[Given entries]:
•••••
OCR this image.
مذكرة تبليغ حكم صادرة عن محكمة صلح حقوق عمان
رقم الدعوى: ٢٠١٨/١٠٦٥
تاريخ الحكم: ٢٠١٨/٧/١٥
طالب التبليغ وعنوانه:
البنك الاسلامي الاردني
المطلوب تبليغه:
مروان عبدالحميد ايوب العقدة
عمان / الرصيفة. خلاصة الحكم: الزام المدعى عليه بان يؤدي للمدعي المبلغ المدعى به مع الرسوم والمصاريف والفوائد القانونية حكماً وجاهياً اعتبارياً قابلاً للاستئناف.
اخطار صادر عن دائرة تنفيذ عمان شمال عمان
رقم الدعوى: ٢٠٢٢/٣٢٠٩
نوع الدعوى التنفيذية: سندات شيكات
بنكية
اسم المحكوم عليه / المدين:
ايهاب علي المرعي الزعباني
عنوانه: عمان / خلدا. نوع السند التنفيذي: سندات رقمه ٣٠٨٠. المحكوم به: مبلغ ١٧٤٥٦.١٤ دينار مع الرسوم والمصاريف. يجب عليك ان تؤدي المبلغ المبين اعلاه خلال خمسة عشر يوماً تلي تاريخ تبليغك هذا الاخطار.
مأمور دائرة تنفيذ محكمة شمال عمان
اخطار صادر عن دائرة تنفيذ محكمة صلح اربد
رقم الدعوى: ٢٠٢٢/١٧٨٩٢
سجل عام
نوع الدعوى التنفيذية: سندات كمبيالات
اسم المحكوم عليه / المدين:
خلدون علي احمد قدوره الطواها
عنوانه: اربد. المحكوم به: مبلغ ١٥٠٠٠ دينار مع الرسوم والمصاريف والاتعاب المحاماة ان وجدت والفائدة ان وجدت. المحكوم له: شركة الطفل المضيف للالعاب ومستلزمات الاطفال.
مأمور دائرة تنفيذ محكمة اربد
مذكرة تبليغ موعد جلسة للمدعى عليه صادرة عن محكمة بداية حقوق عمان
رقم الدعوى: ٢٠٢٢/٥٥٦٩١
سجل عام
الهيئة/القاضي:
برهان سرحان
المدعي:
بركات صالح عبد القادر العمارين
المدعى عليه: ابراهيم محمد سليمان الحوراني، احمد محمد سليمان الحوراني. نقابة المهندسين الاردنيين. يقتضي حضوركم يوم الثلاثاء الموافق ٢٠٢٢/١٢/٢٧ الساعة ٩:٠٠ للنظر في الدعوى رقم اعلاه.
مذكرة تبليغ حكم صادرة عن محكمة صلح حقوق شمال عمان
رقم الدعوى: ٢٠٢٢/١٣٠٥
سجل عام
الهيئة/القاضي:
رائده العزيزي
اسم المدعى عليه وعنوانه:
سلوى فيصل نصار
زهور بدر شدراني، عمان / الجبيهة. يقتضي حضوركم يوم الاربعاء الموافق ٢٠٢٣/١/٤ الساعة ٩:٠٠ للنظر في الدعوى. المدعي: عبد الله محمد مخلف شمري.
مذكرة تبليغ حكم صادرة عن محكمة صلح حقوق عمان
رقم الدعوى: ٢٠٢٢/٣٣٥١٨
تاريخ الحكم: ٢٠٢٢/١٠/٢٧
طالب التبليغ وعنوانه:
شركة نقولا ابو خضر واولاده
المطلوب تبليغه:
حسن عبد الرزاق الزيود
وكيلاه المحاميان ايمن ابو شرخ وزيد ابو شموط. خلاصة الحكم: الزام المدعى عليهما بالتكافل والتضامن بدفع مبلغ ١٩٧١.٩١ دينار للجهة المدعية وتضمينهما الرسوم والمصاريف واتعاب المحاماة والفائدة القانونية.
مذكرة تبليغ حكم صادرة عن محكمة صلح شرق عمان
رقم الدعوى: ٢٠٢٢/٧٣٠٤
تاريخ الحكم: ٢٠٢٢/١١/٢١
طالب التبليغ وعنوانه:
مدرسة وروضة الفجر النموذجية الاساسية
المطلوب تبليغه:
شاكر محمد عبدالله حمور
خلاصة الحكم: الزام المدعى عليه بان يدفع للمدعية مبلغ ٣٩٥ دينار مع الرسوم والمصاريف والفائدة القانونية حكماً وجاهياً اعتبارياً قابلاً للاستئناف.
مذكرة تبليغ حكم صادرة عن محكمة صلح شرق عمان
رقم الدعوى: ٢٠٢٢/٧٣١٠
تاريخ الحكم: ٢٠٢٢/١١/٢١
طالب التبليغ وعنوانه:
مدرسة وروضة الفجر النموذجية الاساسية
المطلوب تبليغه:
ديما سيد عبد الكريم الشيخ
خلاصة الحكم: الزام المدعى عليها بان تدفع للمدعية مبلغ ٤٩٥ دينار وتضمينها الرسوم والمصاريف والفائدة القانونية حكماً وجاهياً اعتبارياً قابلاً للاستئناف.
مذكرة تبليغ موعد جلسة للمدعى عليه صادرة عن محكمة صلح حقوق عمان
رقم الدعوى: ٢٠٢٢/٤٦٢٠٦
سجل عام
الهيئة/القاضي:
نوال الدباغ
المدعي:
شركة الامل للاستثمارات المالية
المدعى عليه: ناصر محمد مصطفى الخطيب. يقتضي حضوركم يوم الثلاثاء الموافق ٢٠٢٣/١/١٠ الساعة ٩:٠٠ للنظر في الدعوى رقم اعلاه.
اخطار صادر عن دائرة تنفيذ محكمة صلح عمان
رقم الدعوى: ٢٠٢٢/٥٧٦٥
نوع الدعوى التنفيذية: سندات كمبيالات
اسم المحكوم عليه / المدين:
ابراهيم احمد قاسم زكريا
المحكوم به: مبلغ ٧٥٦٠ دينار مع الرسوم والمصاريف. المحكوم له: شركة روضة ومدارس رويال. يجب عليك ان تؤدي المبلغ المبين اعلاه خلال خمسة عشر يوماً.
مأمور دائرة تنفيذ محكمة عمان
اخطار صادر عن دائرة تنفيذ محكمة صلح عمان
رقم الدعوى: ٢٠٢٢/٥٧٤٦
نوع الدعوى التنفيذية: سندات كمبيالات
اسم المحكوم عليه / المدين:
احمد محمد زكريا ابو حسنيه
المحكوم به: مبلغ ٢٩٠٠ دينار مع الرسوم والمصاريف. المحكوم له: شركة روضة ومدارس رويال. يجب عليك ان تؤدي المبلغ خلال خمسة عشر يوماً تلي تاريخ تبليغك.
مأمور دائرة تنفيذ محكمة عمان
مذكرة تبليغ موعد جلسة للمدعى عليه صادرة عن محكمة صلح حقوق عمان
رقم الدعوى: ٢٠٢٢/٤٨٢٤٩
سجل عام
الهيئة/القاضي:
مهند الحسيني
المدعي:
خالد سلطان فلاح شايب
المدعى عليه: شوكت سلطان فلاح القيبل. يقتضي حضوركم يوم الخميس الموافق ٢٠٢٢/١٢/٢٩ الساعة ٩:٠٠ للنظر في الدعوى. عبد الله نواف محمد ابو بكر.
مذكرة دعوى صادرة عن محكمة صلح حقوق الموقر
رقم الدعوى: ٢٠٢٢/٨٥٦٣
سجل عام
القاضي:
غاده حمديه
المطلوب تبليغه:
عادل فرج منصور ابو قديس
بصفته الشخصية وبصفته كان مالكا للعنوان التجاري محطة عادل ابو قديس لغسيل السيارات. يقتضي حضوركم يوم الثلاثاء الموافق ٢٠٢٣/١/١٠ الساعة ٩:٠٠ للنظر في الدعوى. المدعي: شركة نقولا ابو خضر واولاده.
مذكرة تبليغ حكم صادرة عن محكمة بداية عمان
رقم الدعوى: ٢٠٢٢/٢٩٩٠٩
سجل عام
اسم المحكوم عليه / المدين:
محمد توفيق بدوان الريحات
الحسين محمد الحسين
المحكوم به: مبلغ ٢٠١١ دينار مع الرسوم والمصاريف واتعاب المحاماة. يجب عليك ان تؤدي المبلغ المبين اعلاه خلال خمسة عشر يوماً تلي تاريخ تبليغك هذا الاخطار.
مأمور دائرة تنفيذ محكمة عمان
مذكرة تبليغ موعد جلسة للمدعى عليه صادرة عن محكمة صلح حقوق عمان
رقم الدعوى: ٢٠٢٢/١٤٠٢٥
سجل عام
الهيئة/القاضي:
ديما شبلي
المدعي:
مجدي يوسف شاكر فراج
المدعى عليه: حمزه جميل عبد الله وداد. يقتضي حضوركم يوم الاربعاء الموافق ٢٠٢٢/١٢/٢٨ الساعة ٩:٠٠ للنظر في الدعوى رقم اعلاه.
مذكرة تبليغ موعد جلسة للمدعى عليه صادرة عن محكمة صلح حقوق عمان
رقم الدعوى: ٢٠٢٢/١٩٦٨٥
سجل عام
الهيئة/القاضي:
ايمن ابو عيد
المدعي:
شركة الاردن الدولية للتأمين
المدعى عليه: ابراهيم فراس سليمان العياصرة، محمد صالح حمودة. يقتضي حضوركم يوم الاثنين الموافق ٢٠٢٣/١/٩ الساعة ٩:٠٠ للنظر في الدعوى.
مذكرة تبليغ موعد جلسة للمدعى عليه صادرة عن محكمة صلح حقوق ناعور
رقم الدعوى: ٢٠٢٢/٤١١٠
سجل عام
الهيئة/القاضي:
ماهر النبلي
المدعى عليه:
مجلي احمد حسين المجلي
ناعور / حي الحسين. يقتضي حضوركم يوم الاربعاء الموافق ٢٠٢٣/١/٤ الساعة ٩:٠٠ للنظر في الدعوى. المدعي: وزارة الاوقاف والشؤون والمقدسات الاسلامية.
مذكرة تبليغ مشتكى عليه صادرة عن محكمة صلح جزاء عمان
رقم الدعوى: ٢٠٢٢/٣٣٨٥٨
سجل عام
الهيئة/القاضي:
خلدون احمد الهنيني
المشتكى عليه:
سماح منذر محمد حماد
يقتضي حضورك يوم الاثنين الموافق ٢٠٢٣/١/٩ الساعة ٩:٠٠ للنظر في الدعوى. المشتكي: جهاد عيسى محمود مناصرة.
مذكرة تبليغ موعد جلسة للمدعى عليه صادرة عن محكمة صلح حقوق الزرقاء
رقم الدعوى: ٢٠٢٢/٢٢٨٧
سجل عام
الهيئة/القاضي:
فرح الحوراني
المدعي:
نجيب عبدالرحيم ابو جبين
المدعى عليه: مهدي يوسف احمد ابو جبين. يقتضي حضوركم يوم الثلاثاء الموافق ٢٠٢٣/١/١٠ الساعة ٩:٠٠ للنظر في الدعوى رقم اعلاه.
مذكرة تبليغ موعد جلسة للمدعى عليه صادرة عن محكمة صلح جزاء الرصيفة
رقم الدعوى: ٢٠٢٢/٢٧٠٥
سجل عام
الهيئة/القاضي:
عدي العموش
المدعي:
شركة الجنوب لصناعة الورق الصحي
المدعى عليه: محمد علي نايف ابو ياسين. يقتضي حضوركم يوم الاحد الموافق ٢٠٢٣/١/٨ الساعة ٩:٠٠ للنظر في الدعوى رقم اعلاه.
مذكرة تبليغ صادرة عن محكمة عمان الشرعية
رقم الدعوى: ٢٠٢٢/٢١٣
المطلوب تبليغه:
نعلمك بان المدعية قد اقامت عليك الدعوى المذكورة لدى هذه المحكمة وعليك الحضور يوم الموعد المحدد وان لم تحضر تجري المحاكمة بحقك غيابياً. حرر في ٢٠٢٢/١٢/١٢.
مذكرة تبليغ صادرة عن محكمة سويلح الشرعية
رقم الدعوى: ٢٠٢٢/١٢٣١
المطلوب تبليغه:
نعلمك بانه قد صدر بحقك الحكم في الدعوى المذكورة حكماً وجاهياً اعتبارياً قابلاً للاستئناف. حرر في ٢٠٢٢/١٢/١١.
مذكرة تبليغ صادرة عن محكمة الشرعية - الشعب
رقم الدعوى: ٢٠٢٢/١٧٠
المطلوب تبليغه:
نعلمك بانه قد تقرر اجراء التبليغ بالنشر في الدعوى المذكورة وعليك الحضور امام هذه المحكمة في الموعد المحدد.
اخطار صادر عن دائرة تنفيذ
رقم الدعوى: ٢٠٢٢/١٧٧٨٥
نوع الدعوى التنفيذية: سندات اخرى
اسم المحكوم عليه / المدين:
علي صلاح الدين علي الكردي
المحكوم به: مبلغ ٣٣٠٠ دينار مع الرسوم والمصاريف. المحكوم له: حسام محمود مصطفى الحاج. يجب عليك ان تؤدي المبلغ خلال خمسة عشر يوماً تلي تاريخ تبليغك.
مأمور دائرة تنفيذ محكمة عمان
•••••
[What to do]: Copy out all lines where the word "رويال" appears.

[Task solution]:
المحكوم به: مبلغ ٧٥٦٠ دينار مع الرسوم والمصاريف. المحكوم له: شركة روضة ومدارس رويال. يجب عليك ان تؤدي المبلغ المبين اعلاه خلال خمسة عشر يوماً.
المحكوم به: مبلغ ٢٩٠٠ دينار مع الرسوم والمصاريف. المحكوم له: شركة روضة ومدارس رويال. يجب عليك ان تؤدي المبلغ خلال خمسة عشر يوماً تلي تاريخ تبليغك.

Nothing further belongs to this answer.